*TASK DESCRIPTION*. Restate each of the lines given below, word for word.
— Start of EXTRACTED INFORMATION —
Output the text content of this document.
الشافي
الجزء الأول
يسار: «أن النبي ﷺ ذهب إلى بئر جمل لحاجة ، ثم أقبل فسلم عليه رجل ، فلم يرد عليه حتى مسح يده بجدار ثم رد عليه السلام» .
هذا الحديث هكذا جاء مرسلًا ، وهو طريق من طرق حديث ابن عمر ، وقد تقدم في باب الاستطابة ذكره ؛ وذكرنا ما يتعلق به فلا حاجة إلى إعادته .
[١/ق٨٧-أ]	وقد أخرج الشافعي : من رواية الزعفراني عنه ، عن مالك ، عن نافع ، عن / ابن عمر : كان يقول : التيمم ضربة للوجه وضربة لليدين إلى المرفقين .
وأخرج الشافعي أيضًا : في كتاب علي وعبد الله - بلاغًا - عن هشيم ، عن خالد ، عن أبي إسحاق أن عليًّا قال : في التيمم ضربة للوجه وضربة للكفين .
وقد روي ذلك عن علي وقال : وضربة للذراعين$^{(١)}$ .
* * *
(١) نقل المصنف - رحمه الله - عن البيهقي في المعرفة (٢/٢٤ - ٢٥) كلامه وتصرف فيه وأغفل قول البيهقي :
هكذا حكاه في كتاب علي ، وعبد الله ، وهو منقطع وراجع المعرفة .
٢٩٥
— End of EXTRACTED INFORMATION —
*TASK OUTPUT*.
Output the text content of this document.
الشافي
الجزء الأول
يسار: «أن النبي ﷺ ذهب إلى بئر جمل لحاجة ، ثم أقبل فسلم عليه رجل ، فلم يرد عليه حتى مسح يده بجدار ثم رد عليه السلام» .
هذا الحديث هكذا جاء مرسلًا ، وهو طريق من طرق حديث ابن عمر ، وقد تقدم في باب الاستطابة ذكره ؛ وذكرنا ما يتعلق به فلا حاجة إلى إعادته .
[١/ق٨٧-أ]	وقد أخرج الشافعي : من رواية الزعفراني عنه ، عن مالك ، عن نافع ، عن / ابن عمر : كان يقول : التيمم ضربة للوجه وضربة لليدين إلى المرفقين .
وأخرج الشافعي أيضًا : في كتاب علي وعبد الله - بلاغًا - عن هشيم ، عن خالد ، عن أبي إسحاق أن عليًّا قال : في التيمم ضربة للوجه وضربة للكفين .
وقد روي ذلك عن علي وقال : وضربة للذراعين$^{(١)}$ .
* * *
(١) نقل المصنف - رحمه الله - عن البيهقي في المعرفة (٢/٢٤ - ٢٥) كلامه وتصرف فيه وأغفل قول البيهقي :
هكذا حكاه في كتاب علي ، وعبد الله ، وهو منقطع وراجع المعرفة .
٢٩٥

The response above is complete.